**Brief**
Set down the data below without change, skipping the pictures it holds.

Entries taken from a collection:
━━━━━━━━

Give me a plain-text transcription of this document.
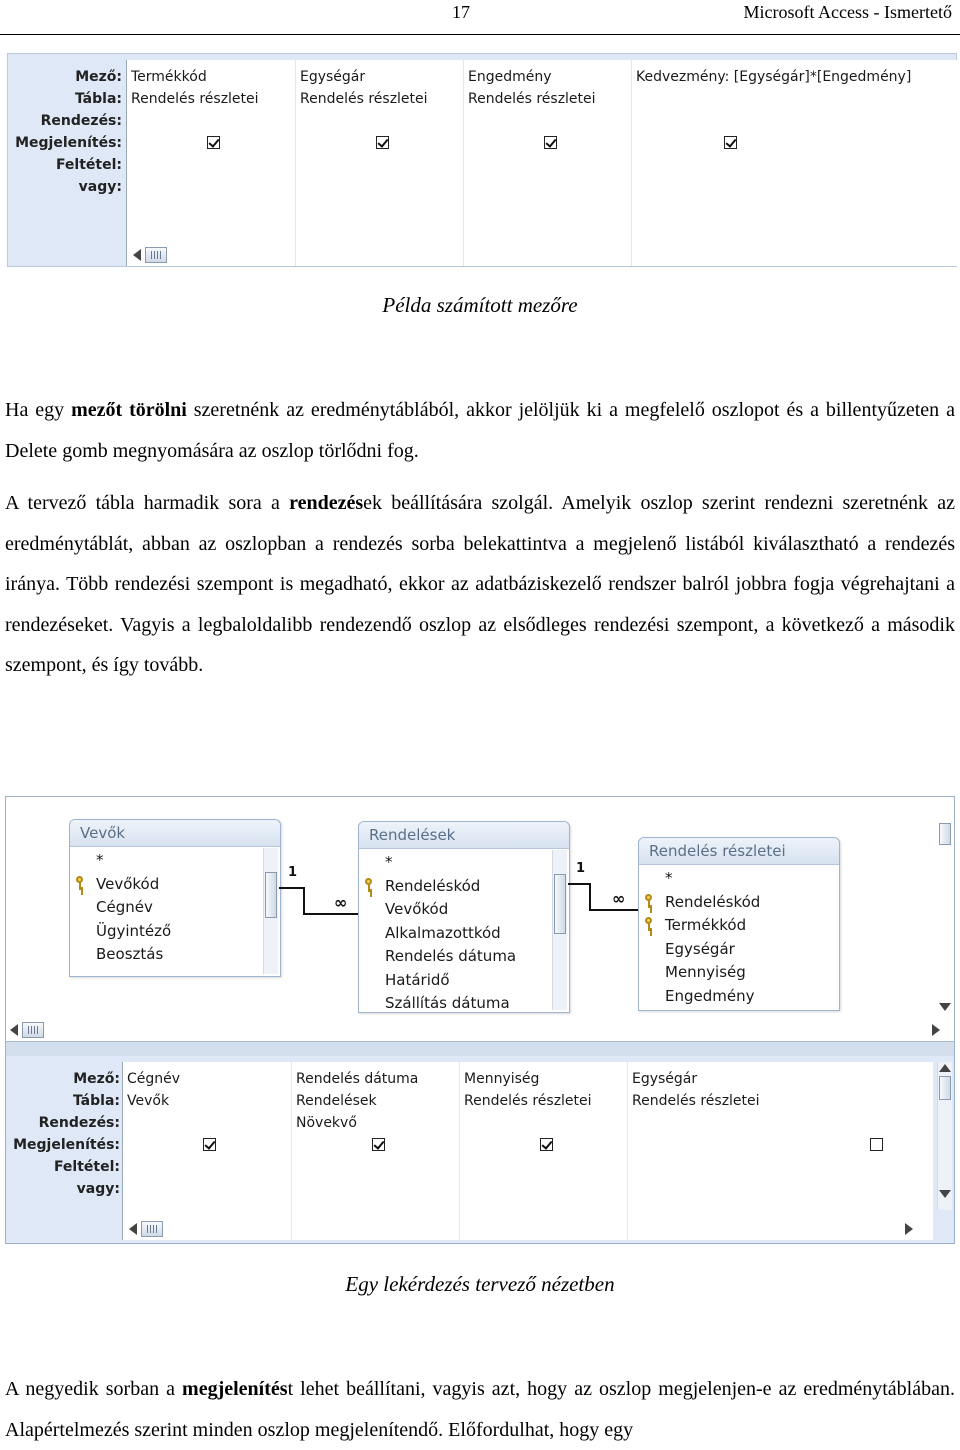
17	Microsoft Access - Ismertető
Mező:
Tábla:
Rendezés:
Megjelenítés:
Feltétel:
vagy:
Termékkód
Rendelés részletei
Egységár
Rendelés részletei
Engedmény
Rendelés részletei
Kedvezmény: [Egységár]*[Engedmény]
Példa számított mezőre
Ha egy mezőt törölni szeretnénk az eredménytáblából, akkor jelöljük ki a megfelelő oszlopot és a billentyűzeten a Delete gomb megnyomására az oszlop törlődni fog.
A tervező tábla harmadik sora a rendezések beállítására szolgál. Amelyik oszlop szerint rendezni szeretnénk az eredménytáblát, abban az oszlopban a rendezés sorba belekattintva a megjelenő listából kiválasztható a rendezés iránya. Több rendezési szempont is megadható, ekkor az adatbáziskezelő rendszer balról jobbra fogja végrehajtani a rendezéseket. Vagyis a legbaloldalibb rendezendő oszlop az elsődleges rendezési szempont, a következő a második szempont, és így tovább.
Vevők
*
Vevőkód
Cégnév
Ügyintéző
Beosztás
Rendelések
*
Rendeléskód
Vevőkód
Alkalmazottkód
Rendelés dátuma
Határidő
Szállítás dátuma
Rendelés részletei
*
Rendeléskód
Termékkód
Egységár
Mennyiség
Engedmény
1
∞
1
∞
Mező:
Tábla:
Rendezés:
Megjelenítés:
Feltétel:
vagy:
Cégnév
Vevők
Rendelés dátuma
Rendelések
Növekvő
Mennyiség
Rendelés részletei
Egységár
Rendelés részletei
Egy lekérdezés tervező nézetben
A negyedik sorban a megjelenítést lehet beállítani, vagyis azt, hogy az oszlop megjelenjen-e az eredménytáblában. Alapértelmezés szerint minden oszlop megjelenítendő. Előfordulhat, hogy egy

━━━━━━━━

**Result of the task**
Give me a plain-text transcription of this document.
17	Microsoft Access - Ismertető
Mező:
Tábla:
Rendezés:
Megjelenítés:
Feltétel:
vagy:
Termékkód
Rendelés részletei
Egységár
Rendelés részletei
Engedmény
Rendelés részletei
Kedvezmény: [Egységár]*[Engedmény]
Példa számított mezőre
Ha egy mezőt törölni szeretnénk az eredménytáblából, akkor jelöljük ki a megfelelő oszlopot és a billentyűzeten a Delete gomb megnyomására az oszlop törlődni fog.
A tervező tábla harmadik sora a rendezések beállítására szolgál. Amelyik oszlop szerint rendezni szeretnénk az eredménytáblát, abban az oszlopban a rendezés sorba belekattintva a megjelenő listából kiválasztható a rendezés iránya. Több rendezési szempont is megadható, ekkor az adatbáziskezelő rendszer balról jobbra fogja végrehajtani a rendezéseket. Vagyis a legbaloldalibb rendezendő oszlop az elsődleges rendezési szempont, a következő a második szempont, és így tovább.
Vevők
*
Vevőkód
Cégnév
Ügyintéző
Beosztás
Rendelések
*
Rendeléskód
Vevőkód
Alkalmazottkód
Rendelés dátuma
Határidő
Szállítás dátuma
Rendelés részletei
*
Rendeléskód
Termékkód
Egységár
Mennyiség
Engedmény
1
∞
1
∞
Mező:
Tábla:
Rendezés:
Megjelenítés:
Feltétel:
vagy:
Cégnév
Vevők
Rendelés dátuma
Rendelések
Növekvő
Mennyiség
Rendelés részletei
Egységár
Rendelés részletei
Egy lekérdezés tervező nézetben
A negyedik sorban a megjelenítést lehet beállítani, vagyis azt, hogy az oszlop megjelenjen-e az eredménytáblában. Alapértelmezés szerint minden oszlop megjelenítendő. Előfordulhat, hogy egy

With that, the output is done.